▸ AIM OF THE TASK
Pull out every line in the data that has the string "structured" in it.

▸ DATA TO PROCESS
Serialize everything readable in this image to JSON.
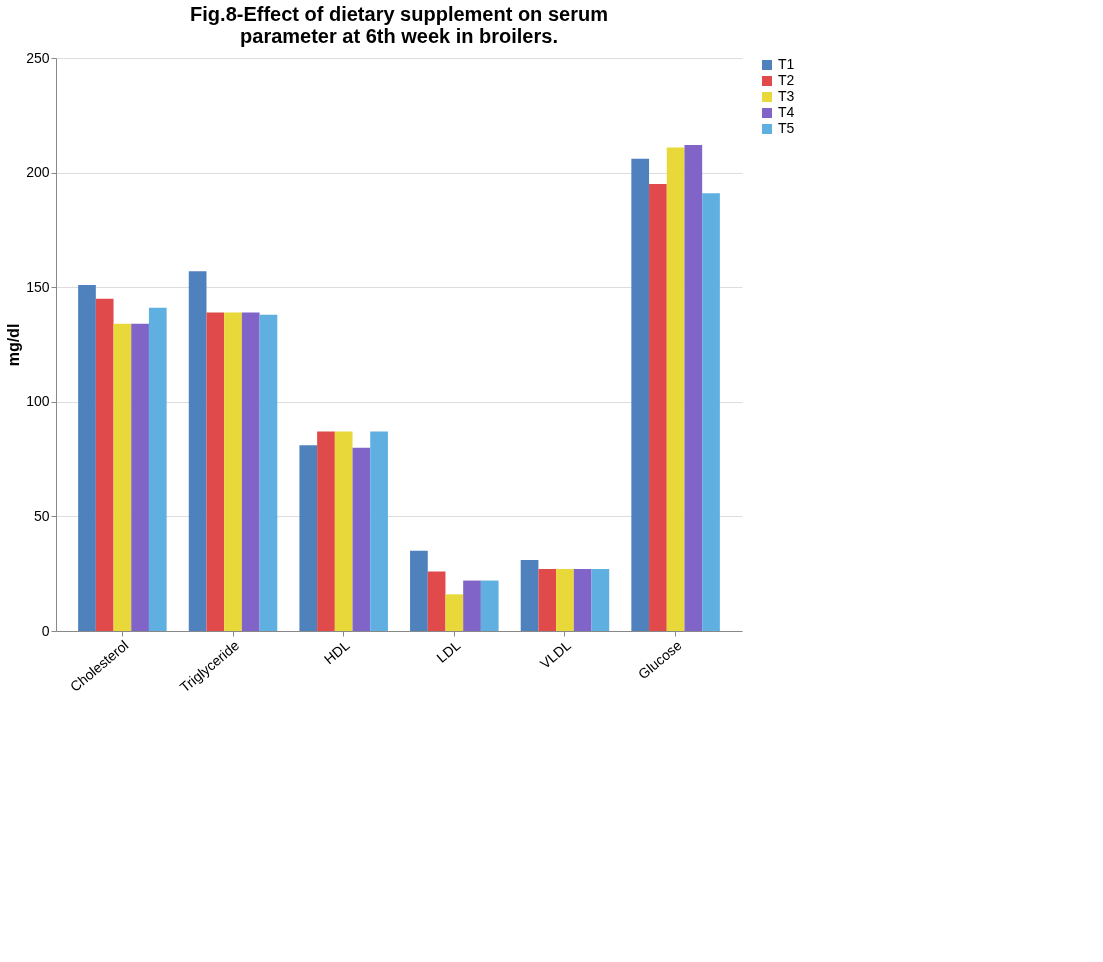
{
  "chart_data": {
    "type": "bar",
    "title": "Fig.8-Effect of dietary supplement on serum parameter at 6th week in broilers.",
    "ylabel": "mg/dl",
    "categories": [
      "Cholesterol",
      "Triglyceride",
      "HDL",
      "LDL",
      "VLDL",
      "Glucose"
    ],
    "series": [
      {
        "name": "T1",
        "color": "#4f81bd",
        "values": [
          151,
          157,
          81,
          35,
          31,
          206
        ]
      },
      {
        "name": "T2",
        "color": "#e04a4a",
        "values": [
          145,
          139,
          87,
          26,
          27,
          195
        ]
      },
      {
        "name": "T3",
        "color": "#e8d83a",
        "values": [
          134,
          139,
          87,
          16,
          27,
          211
        ]
      },
      {
        "name": "T4",
        "color": "#8064c8",
        "values": [
          134,
          139,
          80,
          22,
          27,
          212
        ]
      },
      {
        "name": "T5",
        "color": "#5fb0e0",
        "values": [
          141,
          138,
          87,
          22,
          27,
          191
        ]
      }
    ],
    "ylim": [
      0,
      250
    ],
    "yticks": [
      0,
      50,
      100,
      150,
      200,
      250
    ],
    "grid": "y",
    "legend": "right"
  }
}
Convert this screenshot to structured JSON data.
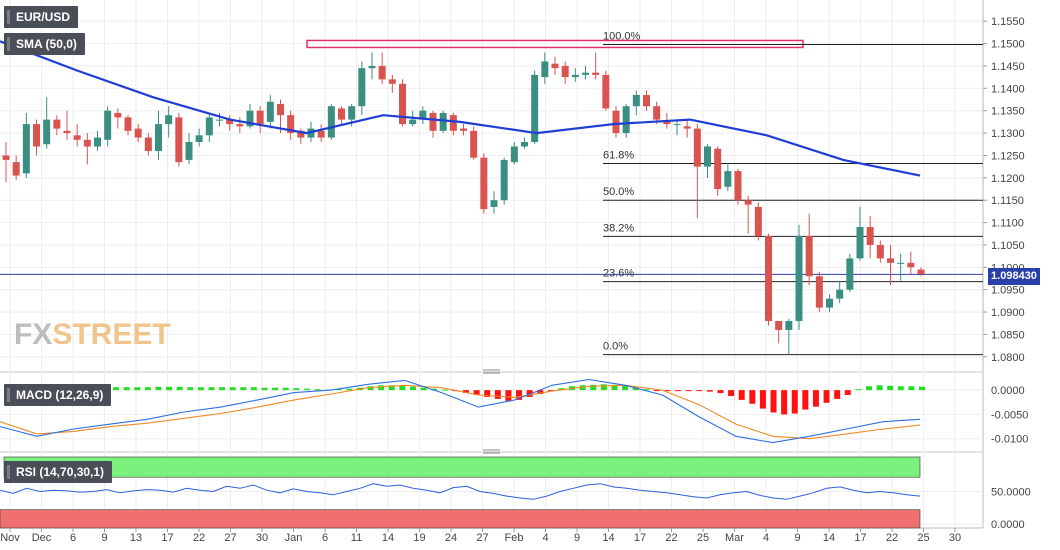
{
  "header": {
    "symbol": "EUR/USD",
    "sma_label": "SMA (50,0)",
    "macd_label": "MACD (12,26,9)",
    "rsi_label": "RSI (14,70,30,1)",
    "last_price": "1.098430",
    "logo_fx": "FX",
    "logo_street": "STREET"
  },
  "colors": {
    "bull": "#3a8f82",
    "bear": "#d9534f",
    "sma": "#1f3ed6",
    "macd_line": "#2f6fe0",
    "signal_line": "#f08a24",
    "hist_pos": "#22dd22",
    "hist_neg": "#ff1111",
    "rsi_line": "#2f5fe0",
    "rsi_over": "#7cf07c",
    "rsi_under": "#f07070",
    "fib_box": "#e0306a"
  },
  "chart_data": [
    {
      "type": "candlestick",
      "title": "EUR/USD",
      "ylim": [
        1.0775,
        1.1575
      ],
      "y_ticks": [
        "1.1550",
        "1.1500",
        "1.1450",
        "1.1400",
        "1.1350",
        "1.1300",
        "1.1250",
        "1.1200",
        "1.1150",
        "1.1100",
        "1.1050",
        "1.1000",
        "1.0950",
        "1.0900",
        "1.0850",
        "1.0800"
      ],
      "x_ticks": [
        "Nov",
        "Dec",
        "6",
        "9",
        "13",
        "17",
        "22",
        "27",
        "30",
        "Jan",
        "6",
        "11",
        "14",
        "19",
        "24",
        "27",
        "Feb",
        "4",
        "9",
        "14",
        "17",
        "22",
        "25",
        "Mar",
        "4",
        "9",
        "14",
        "17",
        "22",
        "25",
        "30"
      ],
      "candles": [
        [
          1.125,
          1.124,
          1.128,
          1.119
        ],
        [
          1.1235,
          1.1205,
          1.125,
          1.1195
        ],
        [
          1.121,
          1.132,
          1.1345,
          1.12
        ],
        [
          1.132,
          1.127,
          1.133,
          1.125
        ],
        [
          1.1275,
          1.133,
          1.138,
          1.1265
        ],
        [
          1.133,
          1.131,
          1.134,
          1.1295
        ],
        [
          1.1305,
          1.13,
          1.135,
          1.1285
        ],
        [
          1.1295,
          1.1285,
          1.132,
          1.127
        ],
        [
          1.1285,
          1.127,
          1.13,
          1.123
        ],
        [
          1.127,
          1.129,
          1.1305,
          1.126
        ],
        [
          1.1285,
          1.135,
          1.136,
          1.127
        ],
        [
          1.1345,
          1.1335,
          1.1355,
          1.131
        ],
        [
          1.1335,
          1.1305,
          1.134,
          1.1295
        ],
        [
          1.131,
          1.129,
          1.132,
          1.128
        ],
        [
          1.129,
          1.126,
          1.13,
          1.125
        ],
        [
          1.126,
          1.132,
          1.135,
          1.124
        ],
        [
          1.132,
          1.134,
          1.136,
          1.129
        ],
        [
          1.1335,
          1.1235,
          1.1345,
          1.1225
        ],
        [
          1.124,
          1.128,
          1.13,
          1.123
        ],
        [
          1.128,
          1.1295,
          1.131,
          1.127
        ],
        [
          1.1295,
          1.1335,
          1.1345,
          1.128
        ],
        [
          1.133,
          1.133,
          1.1345,
          1.1315
        ],
        [
          1.133,
          1.132,
          1.134,
          1.1305
        ],
        [
          1.132,
          1.1315,
          1.1335,
          1.13
        ],
        [
          1.1315,
          1.135,
          1.1365,
          1.131
        ],
        [
          1.135,
          1.132,
          1.136,
          1.13
        ],
        [
          1.1325,
          1.137,
          1.1385,
          1.131
        ],
        [
          1.1365,
          1.134,
          1.1375,
          1.13
        ],
        [
          1.134,
          1.13,
          1.135,
          1.1285
        ],
        [
          1.1305,
          1.129,
          1.131,
          1.1275
        ],
        [
          1.129,
          1.131,
          1.1325,
          1.128
        ],
        [
          1.1305,
          1.129,
          1.132,
          1.128
        ],
        [
          1.129,
          1.136,
          1.1365,
          1.1285
        ],
        [
          1.1355,
          1.133,
          1.136,
          1.132
        ],
        [
          1.133,
          1.136,
          1.1365,
          1.1315
        ],
        [
          1.136,
          1.1445,
          1.146,
          1.134
        ],
        [
          1.1445,
          1.145,
          1.148,
          1.142
        ],
        [
          1.145,
          1.142,
          1.148,
          1.141
        ],
        [
          1.142,
          1.141,
          1.143,
          1.139
        ],
        [
          1.141,
          1.132,
          1.142,
          1.1315
        ],
        [
          1.132,
          1.133,
          1.135,
          1.1315
        ],
        [
          1.133,
          1.135,
          1.136,
          1.132
        ],
        [
          1.1345,
          1.1305,
          1.135,
          1.129
        ],
        [
          1.1305,
          1.1345,
          1.135,
          1.13
        ],
        [
          1.134,
          1.1305,
          1.1345,
          1.1295
        ],
        [
          1.131,
          1.1305,
          1.132,
          1.1295
        ],
        [
          1.1305,
          1.1245,
          1.1315,
          1.124
        ],
        [
          1.1245,
          1.113,
          1.1255,
          1.112
        ],
        [
          1.1135,
          1.115,
          1.117,
          1.112
        ],
        [
          1.115,
          1.124,
          1.1245,
          1.114
        ],
        [
          1.1235,
          1.127,
          1.128,
          1.123
        ],
        [
          1.127,
          1.128,
          1.129,
          1.1265
        ],
        [
          1.128,
          1.143,
          1.144,
          1.1275
        ],
        [
          1.1425,
          1.146,
          1.148,
          1.141
        ],
        [
          1.1455,
          1.1445,
          1.147,
          1.143
        ],
        [
          1.145,
          1.1425,
          1.146,
          1.141
        ],
        [
          1.1425,
          1.143,
          1.1445,
          1.1415
        ],
        [
          1.143,
          1.1435,
          1.145,
          1.142
        ],
        [
          1.1435,
          1.143,
          1.148,
          1.142
        ],
        [
          1.143,
          1.1355,
          1.144,
          1.135
        ],
        [
          1.135,
          1.13,
          1.136,
          1.129
        ],
        [
          1.13,
          1.136,
          1.1365,
          1.129
        ],
        [
          1.136,
          1.1385,
          1.1395,
          1.134
        ],
        [
          1.1385,
          1.136,
          1.1395,
          1.135
        ],
        [
          1.136,
          1.133,
          1.137,
          1.132
        ],
        [
          1.1325,
          1.132,
          1.1345,
          1.131
        ],
        [
          1.132,
          1.132,
          1.133,
          1.1295
        ],
        [
          1.1315,
          1.131,
          1.133,
          1.129
        ],
        [
          1.131,
          1.1225,
          1.132,
          1.111
        ],
        [
          1.1225,
          1.127,
          1.1275,
          1.12
        ],
        [
          1.1265,
          1.1175,
          1.127,
          1.116
        ],
        [
          1.118,
          1.1215,
          1.123,
          1.117
        ],
        [
          1.1215,
          1.115,
          1.122,
          1.114
        ],
        [
          1.115,
          1.114,
          1.116,
          1.1075
        ],
        [
          1.1135,
          1.107,
          1.1145,
          1.106
        ],
        [
          1.107,
          1.088,
          1.1075,
          1.087
        ],
        [
          1.088,
          1.086,
          1.088,
          1.083
        ],
        [
          1.086,
          1.088,
          1.0885,
          1.0805
        ],
        [
          1.088,
          1.107,
          1.1095,
          1.086
        ],
        [
          1.107,
          1.098,
          1.112,
          1.096
        ],
        [
          1.098,
          1.091,
          1.099,
          1.09
        ],
        [
          1.091,
          1.093,
          1.094,
          1.09
        ],
        [
          1.093,
          1.095,
          1.097,
          1.092
        ],
        [
          1.095,
          1.102,
          1.103,
          1.0945
        ],
        [
          1.102,
          1.109,
          1.1135,
          1.1015
        ],
        [
          1.109,
          1.105,
          1.1115,
          1.102
        ],
        [
          1.105,
          1.102,
          1.106,
          1.101
        ],
        [
          1.102,
          1.101,
          1.105,
          1.096
        ],
        [
          1.101,
          1.101,
          1.103,
          1.097
        ],
        [
          1.101,
          1.1,
          1.1035,
          1.0985
        ],
        [
          1.0995,
          1.0985,
          1.1,
          1.098
        ]
      ],
      "sma_50": [
        1.1505,
        1.144,
        1.138,
        1.133,
        1.13,
        1.134,
        1.1325,
        1.13,
        1.132,
        1.133,
        1.1295,
        1.124,
        1.1205
      ],
      "current_price": 1.09843,
      "fibonacci": [
        {
          "label": "100.0%",
          "value": 1.1498
        },
        {
          "label": "61.8%",
          "value": 1.1232
        },
        {
          "label": "50.0%",
          "value": 1.115
        },
        {
          "label": "38.2%",
          "value": 1.1069
        },
        {
          "label": "23.6%",
          "value": 1.0968
        },
        {
          "label": "0.0%",
          "value": 1.0805
        }
      ]
    },
    {
      "type": "bar+line",
      "title": "MACD (12,26,9)",
      "ylim": [
        -0.0115,
        0.0025
      ],
      "y_ticks": [
        "0.0000",
        "-0.0050",
        "-0.0100"
      ],
      "histogram": [
        0.0003,
        0.0004,
        0.0005,
        0.0005,
        0.0005,
        0.0005,
        0.0006,
        0.0006,
        0.0006,
        0.0006,
        0.0006,
        0.0006,
        0.0006,
        0.0006,
        0.0007,
        0.0007,
        0.0007,
        0.0006,
        0.0006,
        0.0006,
        0.0006,
        0.0006,
        0.0006,
        0.0006,
        0.0005,
        0.0005,
        0.0005,
        0.0004,
        0.0003,
        0.0002,
        0.0001,
        0.0002,
        0.0003,
        0.0005,
        0.0008,
        0.001,
        0.001,
        0.0009,
        0.0007,
        0.0005,
        0.0003,
        0.0001,
        -0.0002,
        -0.0006,
        -0.001,
        -0.0014,
        -0.0018,
        -0.0022,
        -0.002,
        -0.0014,
        -0.0008,
        -0.0002,
        0.0004,
        0.0008,
        0.001,
        0.0011,
        0.0012,
        0.0011,
        0.0009,
        0.0006,
        0.0002,
        -0.0001,
        -0.0002,
        -0.0002,
        -0.0002,
        -0.0002,
        -0.0003,
        -0.0006,
        -0.0012,
        -0.002,
        -0.0028,
        -0.0038,
        -0.0046,
        -0.005,
        -0.0048,
        -0.004,
        -0.0034,
        -0.0026,
        -0.0018,
        -0.001,
        0.0002,
        0.0008,
        0.001,
        0.0009,
        0.0008,
        0.0008,
        0.0007
      ],
      "macd_line": [
        -0.0075,
        -0.0095,
        -0.008,
        -0.007,
        -0.006,
        -0.0045,
        -0.0035,
        -0.002,
        -0.0005,
        0.0,
        0.0012,
        0.002,
        -0.0005,
        -0.0035,
        -0.002,
        0.001,
        0.0022,
        0.001,
        -0.001,
        -0.0055,
        -0.0095,
        -0.0108,
        -0.0095,
        -0.008,
        -0.0065,
        -0.006
      ],
      "signal_line": [
        -0.0065,
        -0.009,
        -0.0085,
        -0.0075,
        -0.0068,
        -0.0058,
        -0.0048,
        -0.0035,
        -0.002,
        -0.0008,
        0.0005,
        0.001,
        0.0005,
        -0.001,
        -0.0015,
        -0.0002,
        0.0008,
        0.001,
        0.0,
        -0.003,
        -0.007,
        -0.0095,
        -0.01,
        -0.009,
        -0.008,
        -0.0072
      ]
    },
    {
      "type": "line",
      "title": "RSI (14,70,30,1)",
      "ylim": [
        0,
        100
      ],
      "y_ticks": [
        "50.0000",
        "0.0000"
      ],
      "rsi": [
        52,
        47,
        55,
        50,
        52,
        51,
        49,
        50,
        53,
        48,
        51,
        53,
        52,
        49,
        55,
        52,
        50,
        58,
        55,
        60,
        52,
        48,
        54,
        50,
        48,
        45,
        50,
        55,
        62,
        58,
        60,
        55,
        52,
        48,
        56,
        58,
        50,
        47,
        43,
        40,
        38,
        43,
        50,
        55,
        60,
        62,
        57,
        55,
        52,
        50,
        48,
        45,
        42,
        40,
        45,
        48,
        50,
        44,
        40,
        38,
        43,
        48,
        55,
        57,
        52,
        48,
        50,
        48,
        45,
        43
      ]
    }
  ]
}
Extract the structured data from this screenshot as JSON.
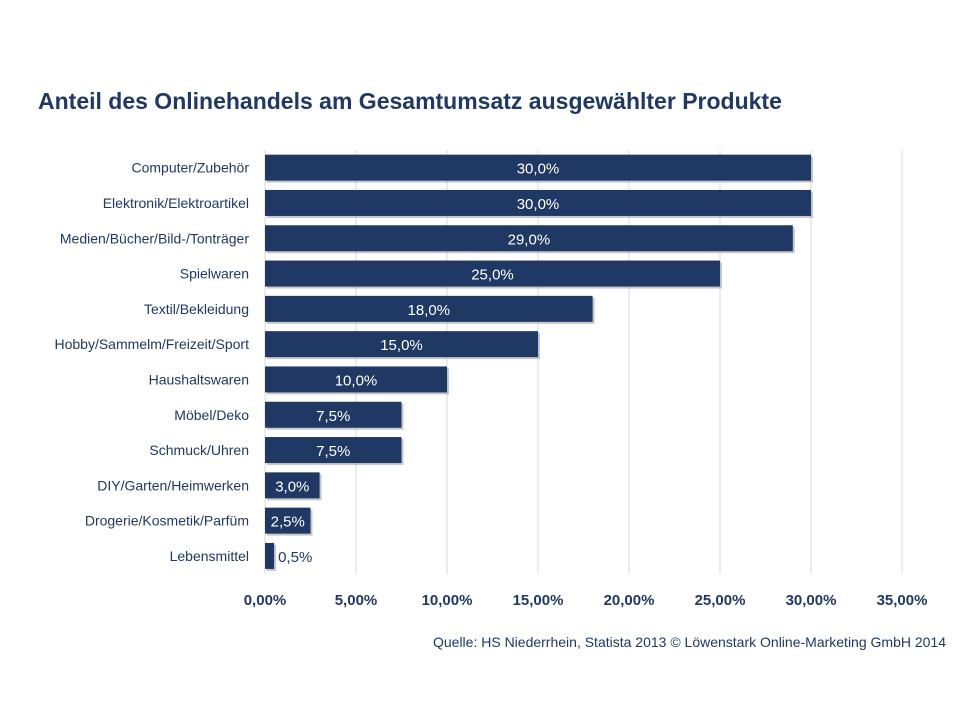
{
  "chart_data": {
    "type": "bar",
    "orientation": "horizontal",
    "title": "Anteil des Onlinehandels am Gesamtumsatz ausgewählter Produkte",
    "categories": [
      "Computer/Zubehör",
      "Elektronik/Elektroartikel",
      "Medien/Bücher/Bild-/Tonträger",
      "Spielwaren",
      "Textil/Bekleidung",
      "Hobby/Sammelm/Freizeit/Sport",
      "Haushaltswaren",
      "Möbel/Deko",
      "Schmuck/Uhren",
      "DIY/Garten/Heimwerken",
      "Drogerie/Kosmetik/Parfüm",
      "Lebensmittel"
    ],
    "values": [
      30.0,
      30.0,
      29.0,
      25.0,
      18.0,
      15.0,
      10.0,
      7.5,
      7.5,
      3.0,
      2.5,
      0.5
    ],
    "data_labels": [
      "30,0%",
      "30,0%",
      "29,0%",
      "25,0%",
      "18,0%",
      "15,0%",
      "10,0%",
      "7,5%",
      "7,5%",
      "3,0%",
      "2,5%",
      "0,5%"
    ],
    "xlim": [
      0,
      35
    ],
    "x_ticks": [
      0,
      5,
      10,
      15,
      20,
      25,
      30,
      35
    ],
    "x_tick_labels": [
      "0,00%",
      "5,00%",
      "10,00%",
      "15,00%",
      "20,00%",
      "25,00%",
      "30,00%",
      "35,00%"
    ],
    "xlabel": "",
    "ylabel": "",
    "grid": "vertical",
    "legend": "none",
    "bar_color": "#203864"
  },
  "source": "Quelle: HS Niederrhein, Statista 2013 © Löwenstark Online-Marketing GmbH 2014"
}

▸ RESPONSE TO THIS EXERCISE
Convert this screenshot to structured JSON data.
Extract the structured data from this screenshot as JSON.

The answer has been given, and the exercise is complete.